* Begin TASK DATA *

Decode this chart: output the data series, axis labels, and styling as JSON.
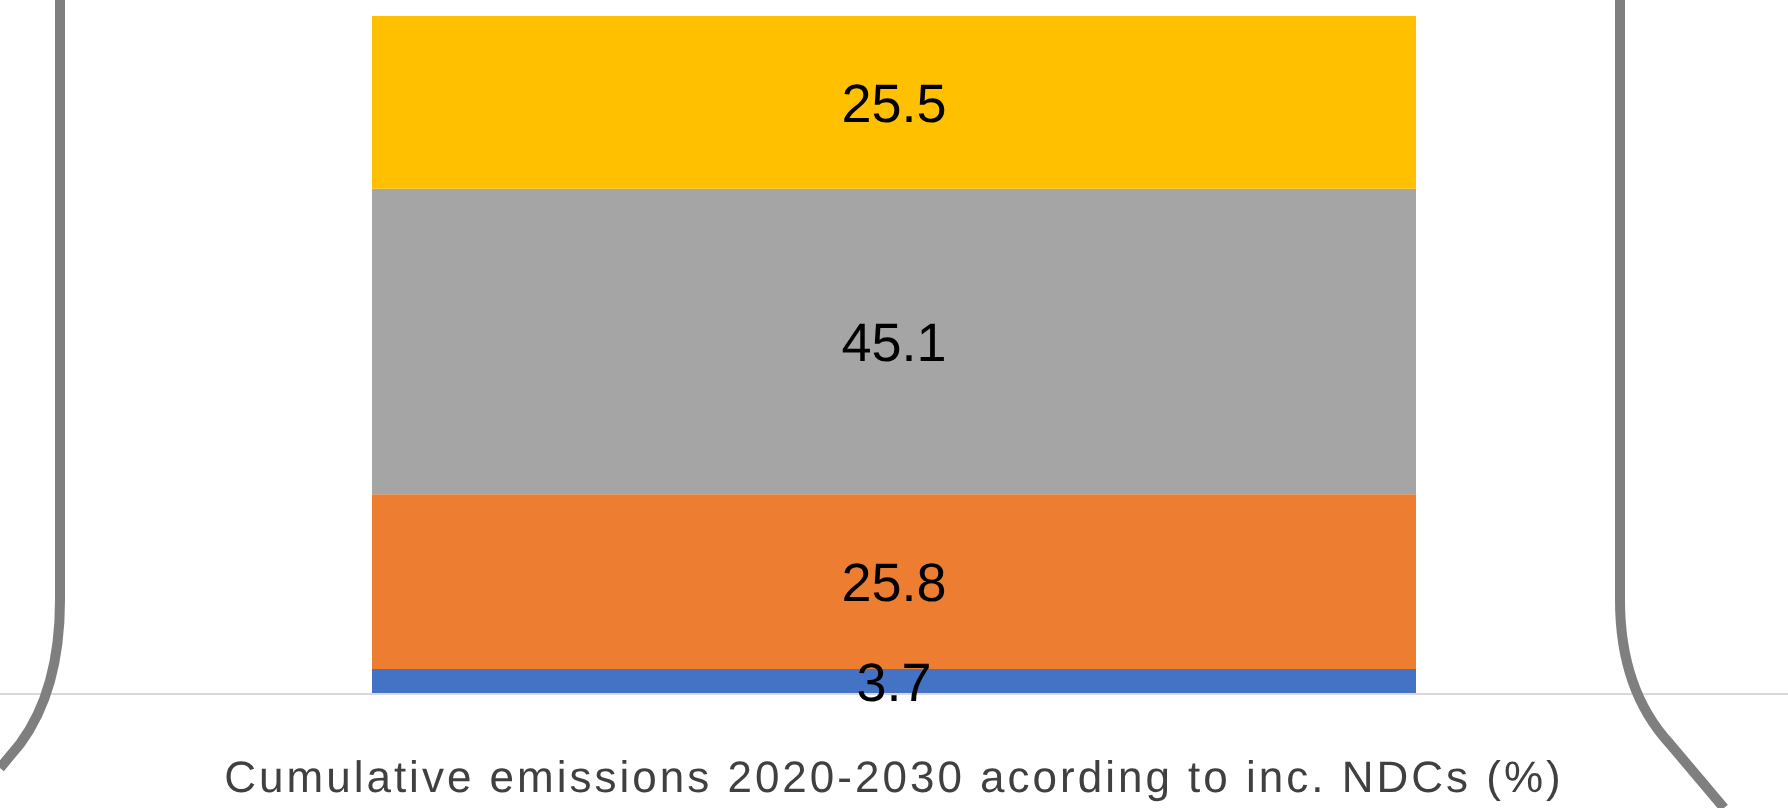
{
  "chart_data": {
    "type": "bar",
    "stacked": true,
    "data_labels": true,
    "xlabel": "Cumulative emissions 2020-2030 acording to inc. NDCs (%)",
    "categories": [
      null
    ],
    "series": [
      {
        "color": "#4472c4",
        "values": [
          3.7
        ]
      },
      {
        "color": "#ed7d31",
        "values": [
          25.8
        ]
      },
      {
        "color": "#a5a5a5",
        "values": [
          45.1
        ]
      },
      {
        "color": "#ffc000",
        "values": [
          25.5
        ]
      }
    ]
  }
}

* End TASK DATA *

Every line above should be repeated exactly; pictures stay out of the copy.

Decode this chart: output the data series, axis labels, and styling as JSON.
{
  "chart_data": {
    "type": "bar",
    "stacked": true,
    "data_labels": true,
    "xlabel": "Cumulative emissions 2020-2030 acording to inc. NDCs (%)",
    "categories": [
      null
    ],
    "series": [
      {
        "color": "#4472c4",
        "values": [
          3.7
        ]
      },
      {
        "color": "#ed7d31",
        "values": [
          25.8
        ]
      },
      {
        "color": "#a5a5a5",
        "values": [
          45.1
        ]
      },
      {
        "color": "#ffc000",
        "values": [
          25.5
        ]
      }
    ]
  }
}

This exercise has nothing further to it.